• [TASK DATA]

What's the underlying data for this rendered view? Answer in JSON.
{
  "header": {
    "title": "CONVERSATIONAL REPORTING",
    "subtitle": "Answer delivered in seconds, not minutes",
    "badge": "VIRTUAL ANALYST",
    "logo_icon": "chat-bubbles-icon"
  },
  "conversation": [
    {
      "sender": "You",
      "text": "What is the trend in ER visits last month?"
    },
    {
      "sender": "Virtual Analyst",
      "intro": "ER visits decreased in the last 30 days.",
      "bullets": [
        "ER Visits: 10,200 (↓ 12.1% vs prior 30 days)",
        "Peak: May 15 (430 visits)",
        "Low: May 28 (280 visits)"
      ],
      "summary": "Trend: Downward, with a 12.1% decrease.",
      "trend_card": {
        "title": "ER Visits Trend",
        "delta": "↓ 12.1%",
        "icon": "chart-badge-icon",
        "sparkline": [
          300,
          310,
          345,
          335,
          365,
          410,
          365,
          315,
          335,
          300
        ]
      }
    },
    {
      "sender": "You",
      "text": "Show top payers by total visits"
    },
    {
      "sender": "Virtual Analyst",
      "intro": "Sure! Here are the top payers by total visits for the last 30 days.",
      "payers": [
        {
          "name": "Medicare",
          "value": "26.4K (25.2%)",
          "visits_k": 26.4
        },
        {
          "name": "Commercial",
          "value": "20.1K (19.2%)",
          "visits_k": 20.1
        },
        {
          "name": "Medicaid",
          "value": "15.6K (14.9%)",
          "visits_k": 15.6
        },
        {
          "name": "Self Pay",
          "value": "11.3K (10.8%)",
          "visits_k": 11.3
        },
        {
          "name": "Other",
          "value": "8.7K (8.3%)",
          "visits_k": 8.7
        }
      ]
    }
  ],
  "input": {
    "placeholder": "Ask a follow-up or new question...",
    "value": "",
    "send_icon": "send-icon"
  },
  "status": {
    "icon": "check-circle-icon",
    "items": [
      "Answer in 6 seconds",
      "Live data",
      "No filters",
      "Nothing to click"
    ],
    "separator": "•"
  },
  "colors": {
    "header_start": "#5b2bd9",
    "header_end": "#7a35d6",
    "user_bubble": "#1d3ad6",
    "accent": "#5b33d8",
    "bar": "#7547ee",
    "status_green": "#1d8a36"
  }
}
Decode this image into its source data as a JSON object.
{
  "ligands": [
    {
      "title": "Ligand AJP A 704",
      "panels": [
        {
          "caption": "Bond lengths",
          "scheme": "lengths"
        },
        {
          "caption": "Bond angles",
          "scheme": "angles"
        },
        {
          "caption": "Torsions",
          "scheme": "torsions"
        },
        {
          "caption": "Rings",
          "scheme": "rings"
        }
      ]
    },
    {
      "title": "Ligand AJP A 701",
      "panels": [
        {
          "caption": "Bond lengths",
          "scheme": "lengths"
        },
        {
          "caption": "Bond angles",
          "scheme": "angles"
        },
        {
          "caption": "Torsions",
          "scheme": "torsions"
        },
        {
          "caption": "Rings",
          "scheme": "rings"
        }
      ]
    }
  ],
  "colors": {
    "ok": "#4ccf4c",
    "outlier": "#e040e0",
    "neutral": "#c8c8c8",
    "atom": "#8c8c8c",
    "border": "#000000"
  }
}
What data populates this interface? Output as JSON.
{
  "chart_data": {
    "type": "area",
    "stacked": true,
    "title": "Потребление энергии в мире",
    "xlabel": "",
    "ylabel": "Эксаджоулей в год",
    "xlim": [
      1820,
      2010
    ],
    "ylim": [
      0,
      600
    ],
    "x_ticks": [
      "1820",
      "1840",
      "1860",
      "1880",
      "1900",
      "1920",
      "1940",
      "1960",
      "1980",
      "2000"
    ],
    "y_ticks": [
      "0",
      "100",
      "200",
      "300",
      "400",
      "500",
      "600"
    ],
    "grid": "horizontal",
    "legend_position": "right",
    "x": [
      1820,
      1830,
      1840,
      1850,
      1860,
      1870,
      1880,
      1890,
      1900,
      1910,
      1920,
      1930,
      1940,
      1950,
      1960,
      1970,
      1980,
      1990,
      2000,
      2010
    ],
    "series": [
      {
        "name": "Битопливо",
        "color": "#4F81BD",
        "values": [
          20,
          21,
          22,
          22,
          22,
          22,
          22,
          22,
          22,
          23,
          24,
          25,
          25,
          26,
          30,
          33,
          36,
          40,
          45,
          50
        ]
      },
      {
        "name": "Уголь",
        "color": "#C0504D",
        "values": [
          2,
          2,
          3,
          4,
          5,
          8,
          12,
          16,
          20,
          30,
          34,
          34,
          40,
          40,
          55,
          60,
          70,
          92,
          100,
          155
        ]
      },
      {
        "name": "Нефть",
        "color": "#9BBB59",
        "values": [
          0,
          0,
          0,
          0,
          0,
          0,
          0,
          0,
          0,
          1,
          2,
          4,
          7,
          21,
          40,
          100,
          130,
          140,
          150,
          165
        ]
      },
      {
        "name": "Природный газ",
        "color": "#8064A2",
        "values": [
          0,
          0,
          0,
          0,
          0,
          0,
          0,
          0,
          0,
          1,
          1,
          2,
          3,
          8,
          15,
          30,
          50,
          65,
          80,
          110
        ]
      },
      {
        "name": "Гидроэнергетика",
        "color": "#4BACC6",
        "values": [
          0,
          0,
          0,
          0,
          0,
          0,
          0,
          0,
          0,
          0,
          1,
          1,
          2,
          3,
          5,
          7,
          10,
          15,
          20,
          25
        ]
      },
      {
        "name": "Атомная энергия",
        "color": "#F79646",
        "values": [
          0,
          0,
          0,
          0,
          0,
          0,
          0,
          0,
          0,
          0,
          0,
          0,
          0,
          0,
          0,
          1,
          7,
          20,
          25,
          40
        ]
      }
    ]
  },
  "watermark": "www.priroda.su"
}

• [WHAT THE TASK REQUIRES]
Gather all the lines that include the word "icon" and copy them out.

• [RESULT FOR THIS TASK]
    "logo_icon": "chat-bubbles-icon"
        "icon": "chart-badge-icon",
    "send_icon": "send-icon"
    "icon": "check-circle-icon",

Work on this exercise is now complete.